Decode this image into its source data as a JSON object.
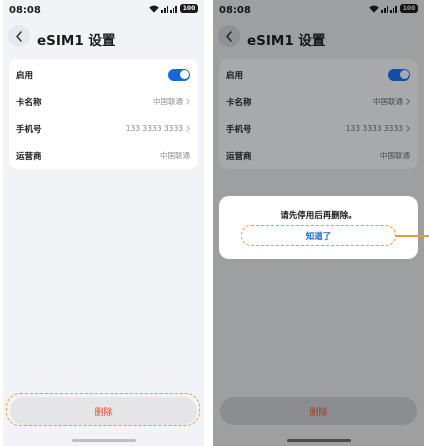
{
  "accent_color": "#1668d8",
  "delete_color": "#e8452c",
  "highlight_color": "#f09a37",
  "left_screen": {
    "status_bar": {
      "time": "08:08",
      "battery": "100",
      "icons": [
        "wifi-icon",
        "signal-icon",
        "signal-icon",
        "battery-icon"
      ]
    },
    "title": "eSIM1 设置",
    "rows": [
      {
        "label": "启用",
        "toggle_on": true
      },
      {
        "label": "卡名称",
        "value": "中国联通"
      },
      {
        "label": "手机号",
        "value": "133 3333 3333"
      },
      {
        "label": "运营商",
        "value": "中国联通"
      }
    ],
    "delete_button": "删除"
  },
  "right_screen": {
    "status_bar": {
      "time": "08:08",
      "battery": "100"
    },
    "title": "eSIM1 设置",
    "rows": [
      {
        "label": "启用",
        "toggle_on": true
      },
      {
        "label": "卡名称",
        "value": "中国联通"
      },
      {
        "label": "手机号",
        "value": "133 3333 3333"
      },
      {
        "label": "运营商",
        "value": "中国联通"
      }
    ],
    "dialog": {
      "message": "请先停用后再删除。",
      "button": "知道了"
    },
    "delete_button": "删除"
  }
}
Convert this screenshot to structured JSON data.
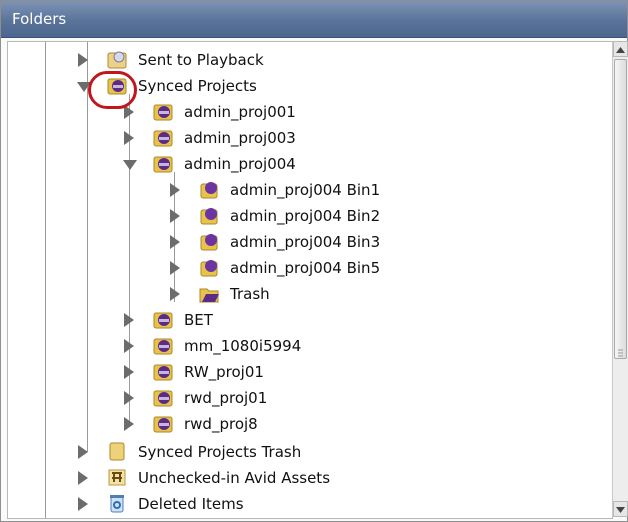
{
  "panel": {
    "title": "Folders"
  },
  "tree": [
    {
      "id": "sent-to-playback",
      "label": "Sent to Playback",
      "icon": "playback-folder-icon",
      "arrow": "right"
    },
    {
      "id": "synced-projects",
      "label": "Synced Projects",
      "icon": "project-folder-icon",
      "arrow": "down"
    },
    {
      "id": "admin-proj001",
      "label": "admin_proj001",
      "icon": "project-folder-icon",
      "arrow": "right"
    },
    {
      "id": "admin-proj003",
      "label": "admin_proj003",
      "icon": "project-folder-icon",
      "arrow": "right"
    },
    {
      "id": "admin-proj004",
      "label": "admin_proj004",
      "icon": "project-folder-icon",
      "arrow": "down"
    },
    {
      "id": "bin1",
      "label": "admin_proj004 Bin1",
      "icon": "bin-icon",
      "arrow": "right"
    },
    {
      "id": "bin2",
      "label": "admin_proj004 Bin2",
      "icon": "bin-icon",
      "arrow": "right"
    },
    {
      "id": "bin3",
      "label": "admin_proj004 Bin3",
      "icon": "bin-icon",
      "arrow": "right"
    },
    {
      "id": "bin5",
      "label": "admin_proj004 Bin5",
      "icon": "bin-icon",
      "arrow": "right"
    },
    {
      "id": "trash",
      "label": "Trash",
      "icon": "trash-folder-icon",
      "arrow": "right"
    },
    {
      "id": "bet",
      "label": "BET",
      "icon": "project-folder-icon",
      "arrow": "right"
    },
    {
      "id": "mm-1080i5994",
      "label": "mm_1080i5994",
      "icon": "project-folder-icon",
      "arrow": "right"
    },
    {
      "id": "rw-proj01",
      "label": "RW_proj01",
      "icon": "project-folder-icon",
      "arrow": "right"
    },
    {
      "id": "rwd-proj01",
      "label": "rwd_proj01",
      "icon": "project-folder-icon",
      "arrow": "right"
    },
    {
      "id": "rwd-proj8",
      "label": "rwd_proj8",
      "icon": "project-folder-icon",
      "arrow": "right"
    },
    {
      "id": "synced-projects-trash",
      "label": "Synced Projects Trash",
      "icon": "folder-icon",
      "arrow": "right"
    },
    {
      "id": "unchecked-in-avid-assets",
      "label": "Unchecked-in Avid Assets",
      "icon": "avid-assets-icon",
      "arrow": "right"
    },
    {
      "id": "deleted-items",
      "label": "Deleted Items",
      "icon": "recycle-bin-icon",
      "arrow": "right"
    }
  ],
  "colors": {
    "header": "#5a7399",
    "highlight_circle": "#c0161e",
    "project_icon": "#5b2c86",
    "folder_yellow": "#e8c24a"
  }
}
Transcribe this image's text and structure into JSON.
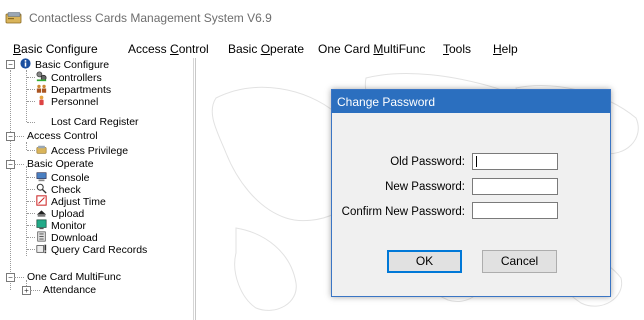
{
  "window": {
    "title": "Contactless Cards Management System  V6.9"
  },
  "menu": [
    {
      "label": "Basic Configure",
      "mnemonic": "B"
    },
    {
      "label": "Access Control",
      "mnemonic": "C"
    },
    {
      "label": "Basic Operate",
      "mnemonic": "O"
    },
    {
      "label": "One Card MultiFunc",
      "mnemonic": "M"
    },
    {
      "label": "Tools",
      "mnemonic": "T"
    },
    {
      "label": "Help",
      "mnemonic": "H"
    }
  ],
  "tree": {
    "basic_configure": {
      "label": "Basic Configure",
      "icon": "info-icon"
    },
    "controllers": {
      "label": "Controllers",
      "icon": "controllers-icon"
    },
    "departments": {
      "label": "Departments",
      "icon": "departments-icon"
    },
    "personnel": {
      "label": "Personnel",
      "icon": "personnel-icon"
    },
    "lost_card": {
      "label": "Lost Card Register"
    },
    "access_control": {
      "label": "Access Control"
    },
    "access_privilege": {
      "label": "Access Privilege",
      "icon": "access-card-icon"
    },
    "basic_operate": {
      "label": "Basic Operate"
    },
    "console": {
      "label": "Console",
      "icon": "console-icon"
    },
    "check": {
      "label": "Check",
      "icon": "check-icon"
    },
    "adjust_time": {
      "label": "Adjust Time",
      "icon": "adjust-time-icon"
    },
    "upload": {
      "label": "Upload",
      "icon": "upload-icon"
    },
    "monitor": {
      "label": "Monitor",
      "icon": "monitor-icon"
    },
    "download": {
      "label": "Download",
      "icon": "download-icon"
    },
    "query_records": {
      "label": "Query Card Records",
      "icon": "query-records-icon"
    },
    "one_card": {
      "label": "One Card MultiFunc"
    },
    "attendance": {
      "label": "Attendance"
    }
  },
  "dialog": {
    "title": "Change Password",
    "old_password_label": "Old Password:",
    "new_password_label": "New Password:",
    "confirm_password_label": "Confirm New Password:",
    "old_password_value": "",
    "new_password_value": "",
    "confirm_password_value": "",
    "ok_label": "OK",
    "cancel_label": "Cancel"
  },
  "colors": {
    "dialog_title": "#2b6fbf",
    "dialog_body": "#f0f0f0",
    "default_button_border": "#0078d7"
  }
}
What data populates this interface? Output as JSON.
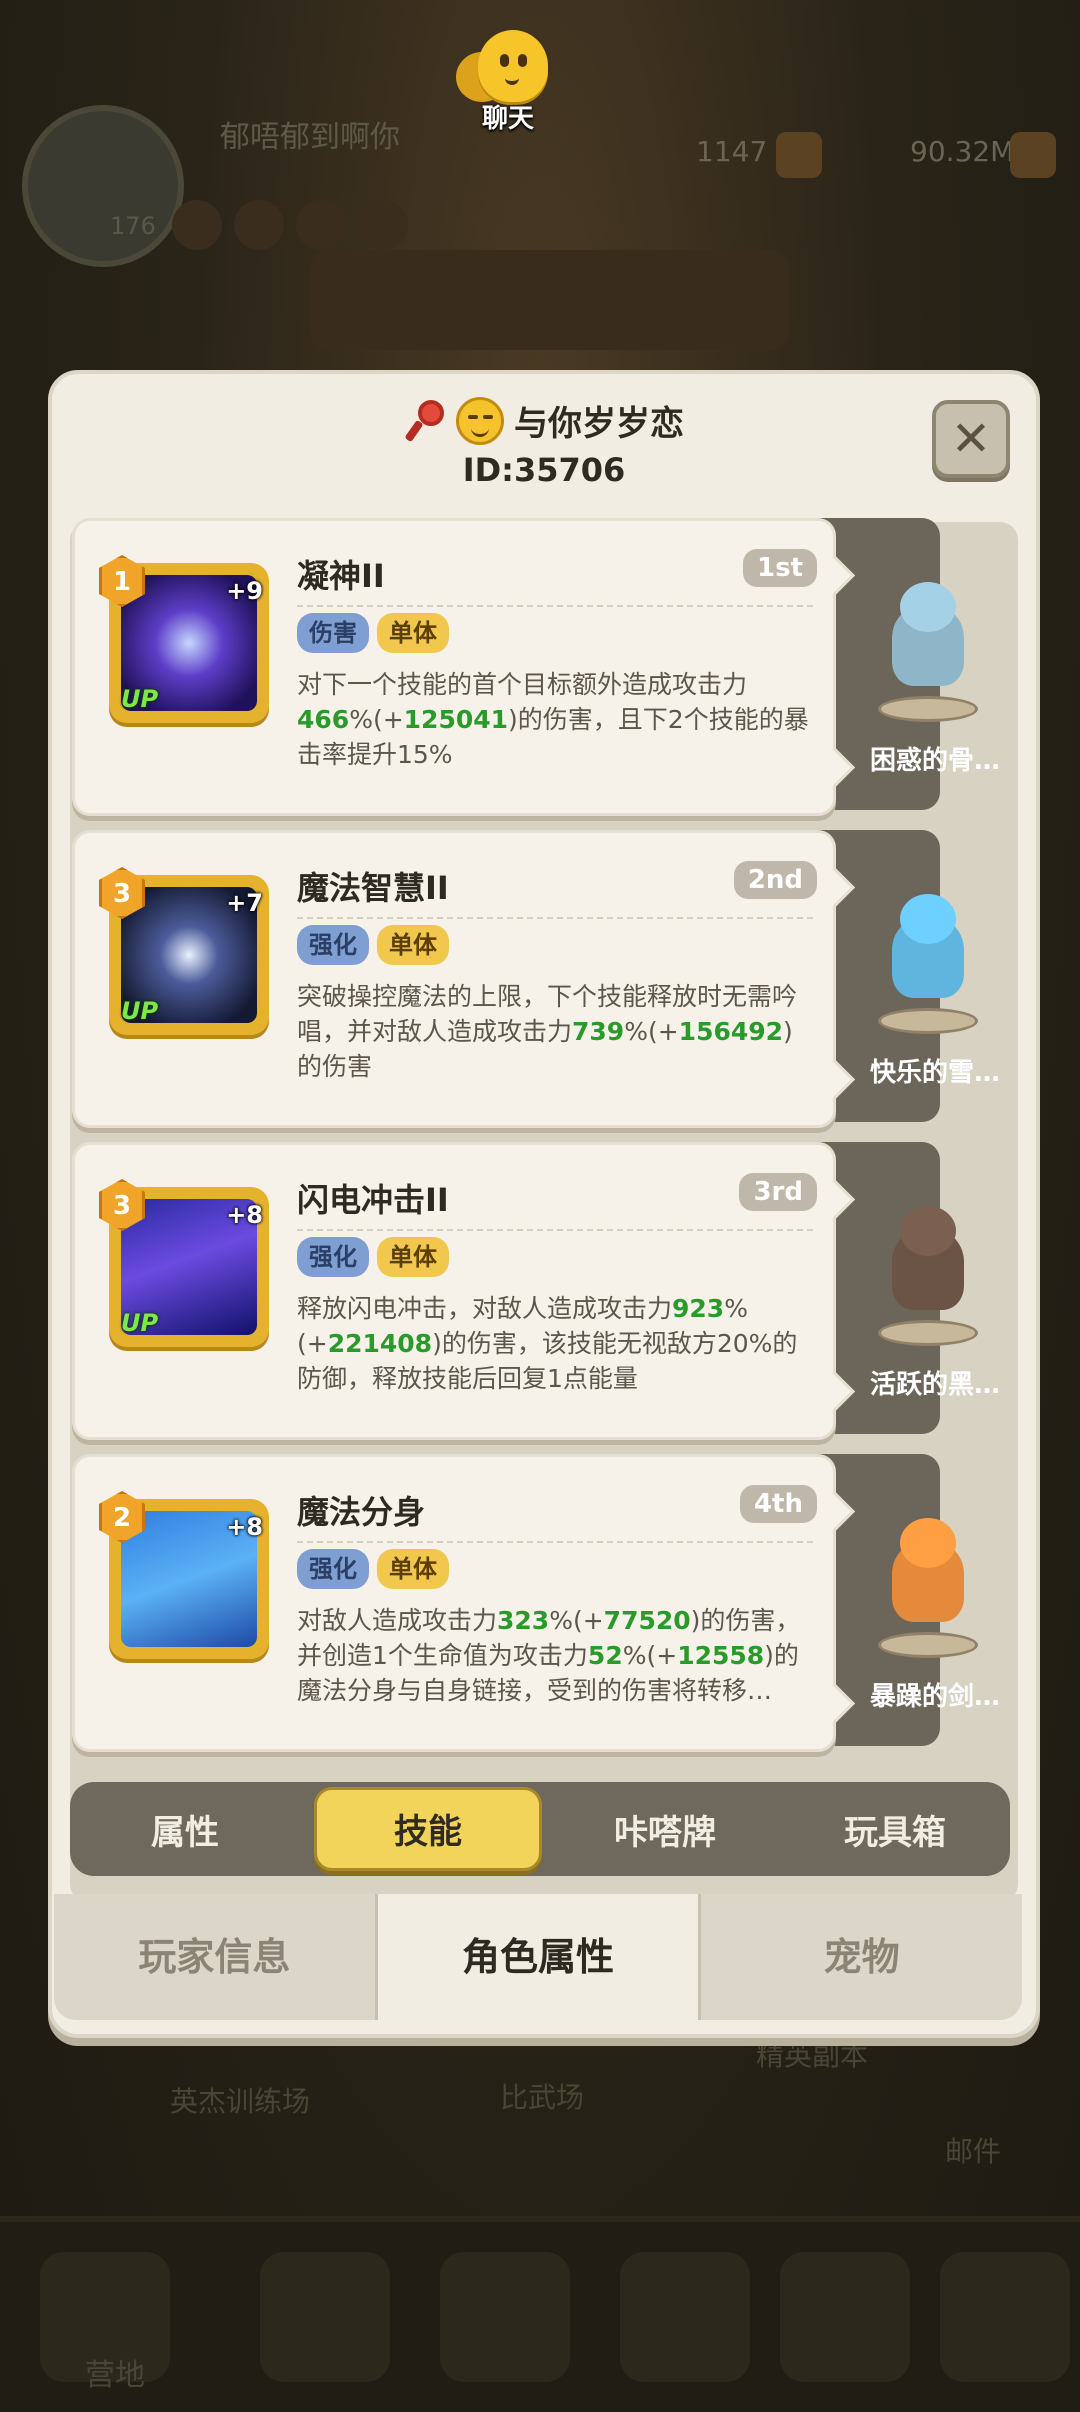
{
  "background": {
    "player_name": "郁唔郁到啊你",
    "player_level": "176",
    "resource_1": "1147",
    "resource_2": "90.32M",
    "labels": [
      "英杰训练场",
      "比武场",
      "精英副本",
      "邮件",
      "营地"
    ]
  },
  "chat": {
    "label": "聊天"
  },
  "header": {
    "player_name": "与你岁岁恋",
    "player_id": "ID:35706",
    "close_icon": "close-icon"
  },
  "skills": [
    {
      "name": "凝神II",
      "order": "1st",
      "rank": "1",
      "plus": "+9",
      "up": "UP",
      "tags": [
        "伤害",
        "单体"
      ],
      "desc": [
        {
          "t": "对下一个技能的首个目标额外造成攻击力"
        },
        {
          "t": "466",
          "g": true
        },
        {
          "t": "%(+"
        },
        {
          "t": "125041",
          "g": true
        },
        {
          "t": ")的伤害，且下2个技能的暴击率提升15%"
        }
      ],
      "pet_name": "困惑的骨…",
      "pet_color": "#8fb6c8"
    },
    {
      "name": "魔法智慧II",
      "order": "2nd",
      "rank": "3",
      "plus": "+7",
      "up": "UP",
      "tags": [
        "强化",
        "单体"
      ],
      "desc": [
        {
          "t": "突破操控魔法的上限，下个技能释放时无需吟唱，并对敌人造成攻击力"
        },
        {
          "t": "739",
          "g": true
        },
        {
          "t": "%(+"
        },
        {
          "t": "156492",
          "g": true
        },
        {
          "t": ")的伤害"
        }
      ],
      "pet_name": "快乐的雪…",
      "pet_color": "#5fb5dd"
    },
    {
      "name": "闪电冲击II",
      "order": "3rd",
      "rank": "3",
      "plus": "+8",
      "up": "UP",
      "tags": [
        "强化",
        "单体"
      ],
      "desc": [
        {
          "t": "释放闪电冲击，对敌人造成攻击力"
        },
        {
          "t": "923",
          "g": true
        },
        {
          "t": "%(+"
        },
        {
          "t": "221408",
          "g": true
        },
        {
          "t": ")的伤害，该技能无视敌方20%的防御，释放技能后回复1点能量"
        }
      ],
      "pet_name": "活跃的黑…",
      "pet_color": "#6b5346"
    },
    {
      "name": "魔法分身",
      "order": "4th",
      "rank": "2",
      "plus": "+8",
      "up": "",
      "tags": [
        "强化",
        "单体"
      ],
      "desc": [
        {
          "t": "对敌人造成攻击力"
        },
        {
          "t": "323",
          "g": true
        },
        {
          "t": "%(+"
        },
        {
          "t": "77520",
          "g": true
        },
        {
          "t": ")的伤害，并创造1个生命值为攻击力"
        },
        {
          "t": "52",
          "g": true
        },
        {
          "t": "%(+"
        },
        {
          "t": "12558",
          "g": true
        },
        {
          "t": ")的魔法分身与自身链接，受到的伤害将转移…"
        }
      ],
      "pet_name": "暴躁的剑…",
      "pet_color": "#e58a3a"
    }
  ],
  "subtabs": [
    "属性",
    "技能",
    "咔嗒牌",
    "玩具箱"
  ],
  "subtab_active": 1,
  "maintabs": [
    "玩家信息",
    "角色属性",
    "宠物"
  ],
  "maintab_active": 1,
  "colors": {
    "accent_gold": "#f2d45a",
    "value_green": "#2a9a2a",
    "tag_blue": "#7f9fd2",
    "tag_gold": "#f1c74e"
  }
}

#### [AIM]
Which lines hold the string "this"? List them all.

#### [FULL SOLUTION]
Decode this image into its source data as a JSON object.
Convert this screenshot to structured JSON data.
Transcribe this image's text and structure into JSON.
What data populates this interface? Output as JSON.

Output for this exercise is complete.